Reproduce all the entries exactly and keep the pictures out.

Entries from a visual dataset
· · ·

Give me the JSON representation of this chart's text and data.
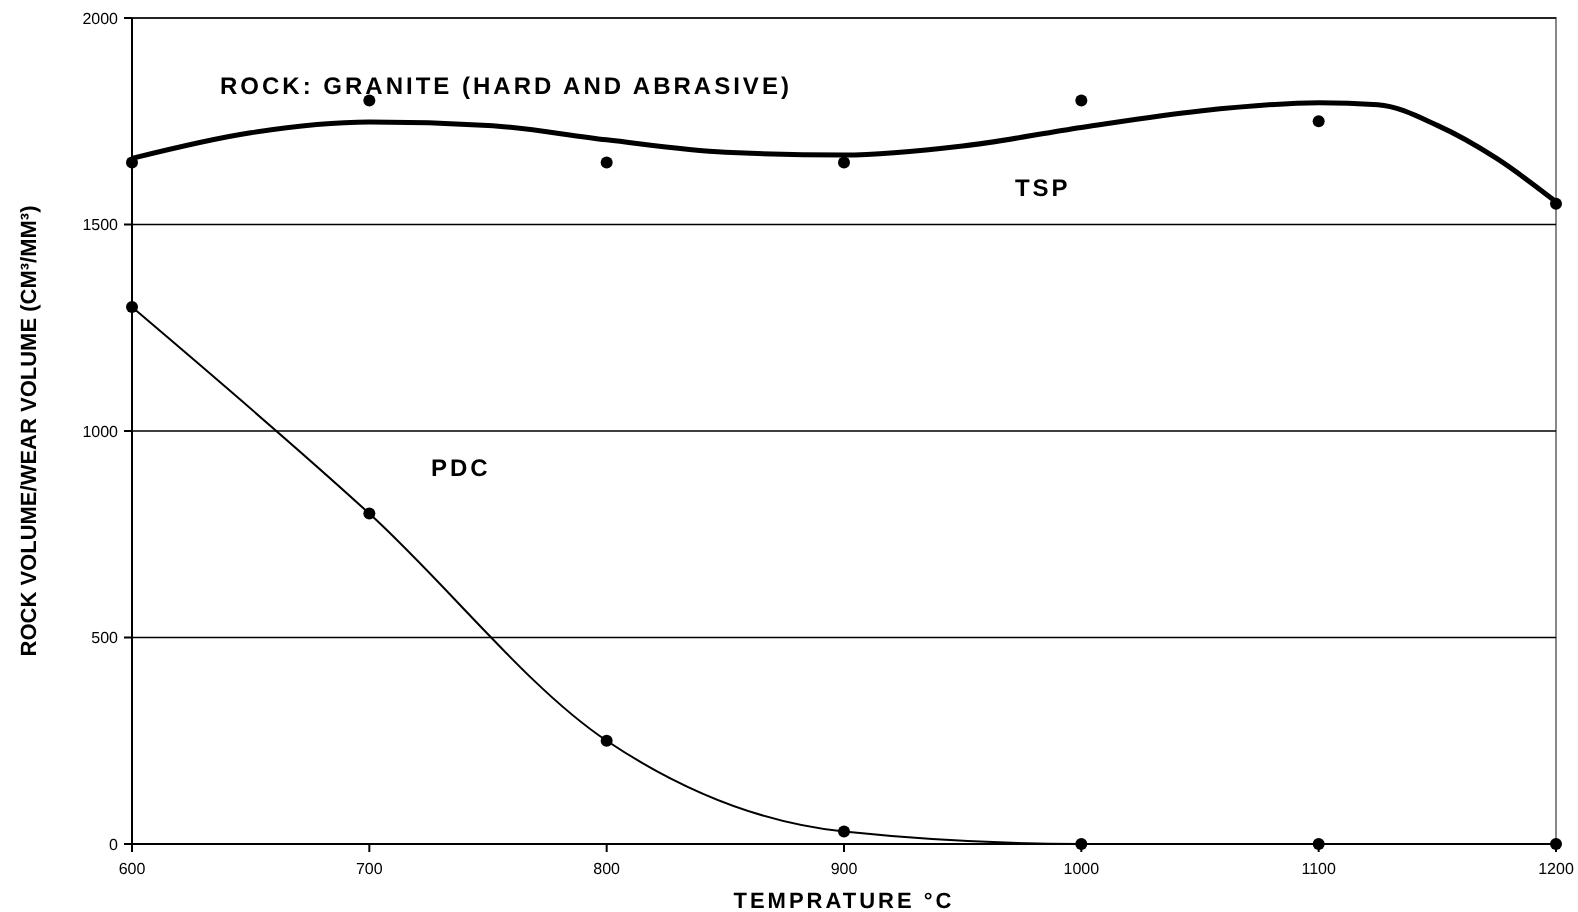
{
  "chart_data": {
    "type": "line",
    "xlabel": "TEMPRATURE °C",
    "ylabel": "ROCK VOLUME/WEAR VOLUME (CM³/MM³)",
    "annotations": [
      "ROCK: GRANITE (HARD AND ABRASIVE)"
    ],
    "x": [
      600,
      700,
      800,
      900,
      1000,
      1100,
      1200
    ],
    "series": [
      {
        "name": "TSP",
        "type": "scatter",
        "color": "#000000",
        "values": [
          1650,
          1800,
          1650,
          1650,
          1800,
          1750,
          1550
        ]
      },
      {
        "color": "#000000",
        "marker": "none",
        "x": [
          600,
          650,
          700,
          750,
          800,
          850,
          900,
          950,
          1000,
          1050,
          1100,
          1125,
          1150,
          1175,
          1200
        ],
        "values": [
          1660,
          1722,
          1748,
          1740,
          1705,
          1675,
          1668,
          1690,
          1735,
          1775,
          1795,
          1790,
          1740,
          1660,
          1555
        ]
      },
      {
        "name": "PDC",
        "color": "#000000",
        "values": [
          1300,
          800,
          250,
          30,
          0,
          0,
          0
        ]
      }
    ],
    "xlim": [
      600,
      1200
    ],
    "xticks": [
      600,
      700,
      800,
      900,
      1000,
      1100,
      1200
    ],
    "ylim": [
      0,
      2000
    ],
    "yticks": [
      0,
      500,
      1000,
      1500,
      2000
    ],
    "grid": "y",
    "marker": "circle",
    "line_style": "solid"
  }
}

· · ·

» FULL OUTPUT:
Give me the JSON representation of this chart's text and data.
{
  "chart_data": {
    "type": "line",
    "xlabel": "TEMPRATURE °C",
    "ylabel": "ROCK VOLUME/WEAR VOLUME (CM³/MM³)",
    "annotations": [
      "ROCK: GRANITE (HARD AND ABRASIVE)"
    ],
    "x": [
      600,
      700,
      800,
      900,
      1000,
      1100,
      1200
    ],
    "series": [
      {
        "name": "TSP",
        "type": "scatter",
        "color": "#000000",
        "values": [
          1650,
          1800,
          1650,
          1650,
          1800,
          1750,
          1550
        ]
      },
      {
        "color": "#000000",
        "marker": "none",
        "x": [
          600,
          650,
          700,
          750,
          800,
          850,
          900,
          950,
          1000,
          1050,
          1100,
          1125,
          1150,
          1175,
          1200
        ],
        "values": [
          1660,
          1722,
          1748,
          1740,
          1705,
          1675,
          1668,
          1690,
          1735,
          1775,
          1795,
          1790,
          1740,
          1660,
          1555
        ]
      },
      {
        "name": "PDC",
        "color": "#000000",
        "values": [
          1300,
          800,
          250,
          30,
          0,
          0,
          0
        ]
      }
    ],
    "xlim": [
      600,
      1200
    ],
    "xticks": [
      600,
      700,
      800,
      900,
      1000,
      1100,
      1200
    ],
    "ylim": [
      0,
      2000
    ],
    "yticks": [
      0,
      500,
      1000,
      1500,
      2000
    ],
    "grid": "y",
    "marker": "circle",
    "line_style": "solid"
  }
}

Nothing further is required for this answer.